Directions for this task: Repeat each record below exactly as given.

Records supplied:
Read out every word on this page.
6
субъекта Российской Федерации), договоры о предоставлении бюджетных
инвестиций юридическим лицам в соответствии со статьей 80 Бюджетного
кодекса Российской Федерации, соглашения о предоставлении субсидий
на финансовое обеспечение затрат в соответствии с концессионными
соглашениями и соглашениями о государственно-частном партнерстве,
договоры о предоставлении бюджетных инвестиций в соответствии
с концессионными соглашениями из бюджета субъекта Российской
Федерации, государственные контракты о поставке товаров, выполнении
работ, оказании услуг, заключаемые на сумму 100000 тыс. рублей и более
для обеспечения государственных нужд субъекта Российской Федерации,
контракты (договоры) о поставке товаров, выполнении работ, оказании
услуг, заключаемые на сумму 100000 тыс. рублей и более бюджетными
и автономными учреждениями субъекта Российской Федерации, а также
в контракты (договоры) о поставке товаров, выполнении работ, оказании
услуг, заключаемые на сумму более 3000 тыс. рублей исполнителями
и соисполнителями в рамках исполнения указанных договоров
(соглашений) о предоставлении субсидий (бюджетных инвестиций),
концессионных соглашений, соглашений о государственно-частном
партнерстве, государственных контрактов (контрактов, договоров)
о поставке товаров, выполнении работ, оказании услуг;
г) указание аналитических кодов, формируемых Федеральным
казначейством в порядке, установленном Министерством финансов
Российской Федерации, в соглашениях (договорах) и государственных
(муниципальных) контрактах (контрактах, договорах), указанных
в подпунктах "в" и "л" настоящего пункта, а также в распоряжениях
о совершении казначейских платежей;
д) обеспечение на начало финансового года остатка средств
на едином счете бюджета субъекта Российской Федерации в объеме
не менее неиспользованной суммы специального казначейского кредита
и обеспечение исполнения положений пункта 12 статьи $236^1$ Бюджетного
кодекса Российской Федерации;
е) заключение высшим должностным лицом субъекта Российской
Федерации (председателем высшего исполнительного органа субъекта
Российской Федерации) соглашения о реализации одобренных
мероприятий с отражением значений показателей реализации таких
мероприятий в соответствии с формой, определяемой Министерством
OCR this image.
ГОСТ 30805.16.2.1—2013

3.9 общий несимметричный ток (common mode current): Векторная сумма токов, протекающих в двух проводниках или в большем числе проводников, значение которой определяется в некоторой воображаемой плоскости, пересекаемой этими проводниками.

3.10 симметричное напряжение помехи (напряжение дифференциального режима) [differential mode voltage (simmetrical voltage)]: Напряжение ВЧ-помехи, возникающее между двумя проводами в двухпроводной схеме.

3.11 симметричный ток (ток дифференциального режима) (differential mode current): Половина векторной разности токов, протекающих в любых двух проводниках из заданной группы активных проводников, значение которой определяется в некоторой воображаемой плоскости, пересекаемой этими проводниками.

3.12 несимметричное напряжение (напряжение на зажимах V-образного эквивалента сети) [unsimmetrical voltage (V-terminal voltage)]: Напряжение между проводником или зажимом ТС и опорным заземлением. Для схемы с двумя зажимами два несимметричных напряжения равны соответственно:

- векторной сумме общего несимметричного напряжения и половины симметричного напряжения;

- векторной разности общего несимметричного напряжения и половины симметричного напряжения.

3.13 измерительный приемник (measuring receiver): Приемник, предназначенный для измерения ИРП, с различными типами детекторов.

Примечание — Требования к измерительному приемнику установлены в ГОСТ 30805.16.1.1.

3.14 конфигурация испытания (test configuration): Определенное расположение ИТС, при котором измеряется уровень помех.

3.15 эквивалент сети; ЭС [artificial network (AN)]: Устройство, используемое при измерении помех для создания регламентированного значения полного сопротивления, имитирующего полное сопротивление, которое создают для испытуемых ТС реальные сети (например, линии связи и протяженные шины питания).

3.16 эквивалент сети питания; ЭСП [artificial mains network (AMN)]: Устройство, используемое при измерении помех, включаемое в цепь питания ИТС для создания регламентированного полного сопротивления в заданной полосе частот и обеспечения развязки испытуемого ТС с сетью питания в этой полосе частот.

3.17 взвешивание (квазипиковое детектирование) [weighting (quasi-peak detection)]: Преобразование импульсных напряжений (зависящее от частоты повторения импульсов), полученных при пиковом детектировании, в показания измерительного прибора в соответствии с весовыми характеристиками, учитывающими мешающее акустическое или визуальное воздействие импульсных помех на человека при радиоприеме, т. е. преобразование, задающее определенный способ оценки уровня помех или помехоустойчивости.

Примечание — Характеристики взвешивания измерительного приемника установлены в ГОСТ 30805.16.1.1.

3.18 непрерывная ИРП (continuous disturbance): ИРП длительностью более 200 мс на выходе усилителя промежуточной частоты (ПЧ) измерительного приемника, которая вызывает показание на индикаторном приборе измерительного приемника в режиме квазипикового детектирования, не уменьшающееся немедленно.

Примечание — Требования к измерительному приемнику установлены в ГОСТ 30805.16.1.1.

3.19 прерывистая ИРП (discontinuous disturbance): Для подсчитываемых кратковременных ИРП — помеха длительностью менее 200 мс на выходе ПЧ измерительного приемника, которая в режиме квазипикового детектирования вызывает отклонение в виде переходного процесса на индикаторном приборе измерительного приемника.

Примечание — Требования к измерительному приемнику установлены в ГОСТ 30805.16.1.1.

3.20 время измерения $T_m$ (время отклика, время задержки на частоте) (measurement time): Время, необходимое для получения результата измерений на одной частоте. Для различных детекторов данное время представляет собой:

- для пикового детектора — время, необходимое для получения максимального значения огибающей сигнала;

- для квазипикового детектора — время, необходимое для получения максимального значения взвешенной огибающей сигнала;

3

Solution to the problem:
Read out every word on this page.
6
субъекта Российской Федерации), договоры о предоставлении бюджетных
инвестиций юридическим лицам в соответствии со статьей 80 Бюджетного
кодекса Российской Федерации, соглашения о предоставлении субсидий
на финансовое обеспечение затрат в соответствии с концессионными
соглашениями и соглашениями о государственно-частном партнерстве,
договоры о предоставлении бюджетных инвестиций в соответствии
с концессионными соглашениями из бюджета субъекта Российской
Федерации, государственные контракты о поставке товаров, выполнении
работ, оказании услуг, заключаемые на сумму 100000 тыс. рублей и более
для обеспечения государственных нужд субъекта Российской Федерации,
контракты (договоры) о поставке товаров, выполнении работ, оказании
услуг, заключаемые на сумму 100000 тыс. рублей и более бюджетными
и автономными учреждениями субъекта Российской Федерации, а также
в контракты (договоры) о поставке товаров, выполнении работ, оказании
услуг, заключаемые на сумму более 3000 тыс. рублей исполнителями
и соисполнителями в рамках исполнения указанных договоров
(соглашений) о предоставлении субсидий (бюджетных инвестиций),
концессионных соглашений, соглашений о государственно-частном
партнерстве, государственных контрактов (контрактов, договоров)
о поставке товаров, выполнении работ, оказании услуг;
г) указание аналитических кодов, формируемых Федеральным
казначейством в порядке, установленном Министерством финансов
Российской Федерации, в соглашениях (договорах) и государственных
(муниципальных) контрактах (контрактах, договорах), указанных
в подпунктах "в" и "л" настоящего пункта, а также в распоряжениях
о совершении казначейских платежей;
д) обеспечение на начало финансового года остатка средств
на едином счете бюджета субъекта Российской Федерации в объеме
не менее неиспользованной суммы специального казначейского кредита
и обеспечение исполнения положений пункта 12 статьи $236^1$ Бюджетного
кодекса Российской Федерации;
е) заключение высшим должностным лицом субъекта Российской
Федерации (председателем высшего исполнительного органа субъекта
Российской Федерации) соглашения о реализации одобренных
мероприятий с отражением значений показателей реализации таких
мероприятий в соответствии с формой, определяемой Министерством
OCR this image.
ГОСТ 30805.16.2.1—2013

3.9 общий несимметричный ток (common mode current): Векторная сумма токов, протекающих в двух проводниках или в большем числе проводников, значение которой определяется в некоторой воображаемой плоскости, пересекаемой этими проводниками.

3.10 симметричное напряжение помехи (напряжение дифференциального режима) [differential mode voltage (simmetrical voltage)]: Напряжение ВЧ-помехи, возникающее между двумя проводами в двухпроводной схеме.

3.11 симметричный ток (ток дифференциального режима) (differential mode current): Половина векторной разности токов, протекающих в любых двух проводниках из заданной группы активных проводников, значение которой определяется в некоторой воображаемой плоскости, пересекаемой этими проводниками.

3.12 несимметричное напряжение (напряжение на зажимах V-образного эквивалента сети) [unsimmetrical voltage (V-terminal voltage)]: Напряжение между проводником или зажимом ТС и опорным заземлением. Для схемы с двумя зажимами два несимметричных напряжения равны соответственно:

- векторной сумме общего несимметричного напряжения и половины симметричного напряжения;

- векторной разности общего несимметричного напряжения и половины симметричного напряжения.

3.13 измерительный приемник (measuring receiver): Приемник, предназначенный для измерения ИРП, с различными типами детекторов.

Примечание — Требования к измерительному приемнику установлены в ГОСТ 30805.16.1.1.

3.14 конфигурация испытания (test configuration): Определенное расположение ИТС, при котором измеряется уровень помех.

3.15 эквивалент сети; ЭС [artificial network (AN)]: Устройство, используемое при измерении помех для создания регламентированного значения полного сопротивления, имитирующего полное сопротивление, которое создают для испытуемых ТС реальные сети (например, линии связи и протяженные шины питания).

3.16 эквивалент сети питания; ЭСП [artificial mains network (AMN)]: Устройство, используемое при измерении помех, включаемое в цепь питания ИТС для создания регламентированного полного сопротивления в заданной полосе частот и обеспечения развязки испытуемого ТС с сетью питания в этой полосе частот.

3.17 взвешивание (квазипиковое детектирование) [weighting (quasi-peak detection)]: Преобразование импульсных напряжений (зависящее от частоты повторения импульсов), полученных при пиковом детектировании, в показания измерительного прибора в соответствии с весовыми характеристиками, учитывающими мешающее акустическое или визуальное воздействие импульсных помех на человека при радиоприеме, т. е. преобразование, задающее определенный способ оценки уровня помех или помехоустойчивости.

Примечание — Характеристики взвешивания измерительного приемника установлены в ГОСТ 30805.16.1.1.

3.18 непрерывная ИРП (continuous disturbance): ИРП длительностью более 200 мс на выходе усилителя промежуточной частоты (ПЧ) измерительного приемника, которая вызывает показание на индикаторном приборе измерительного приемника в режиме квазипикового детектирования, не уменьшающееся немедленно.

Примечание — Требования к измерительному приемнику установлены в ГОСТ 30805.16.1.1.

3.19 прерывистая ИРП (discontinuous disturbance): Для подсчитываемых кратковременных ИРП — помеха длительностью менее 200 мс на выходе ПЧ измерительного приемника, которая в режиме квазипикового детектирования вызывает отклонение в виде переходного процесса на индикаторном приборе измерительного приемника.

Примечание — Требования к измерительному приемнику установлены в ГОСТ 30805.16.1.1.

3.20 время измерения $T_m$ (время отклика, время задержки на частоте) (measurement time): Время, необходимое для получения результата измерений на одной частоте. Для различных детекторов данное время представляет собой:

- для пикового детектора — время, необходимое для получения максимального значения огибающей сигнала;

- для квазипикового детектора — время, необходимое для получения максимального значения взвешенной огибающей сигнала;

3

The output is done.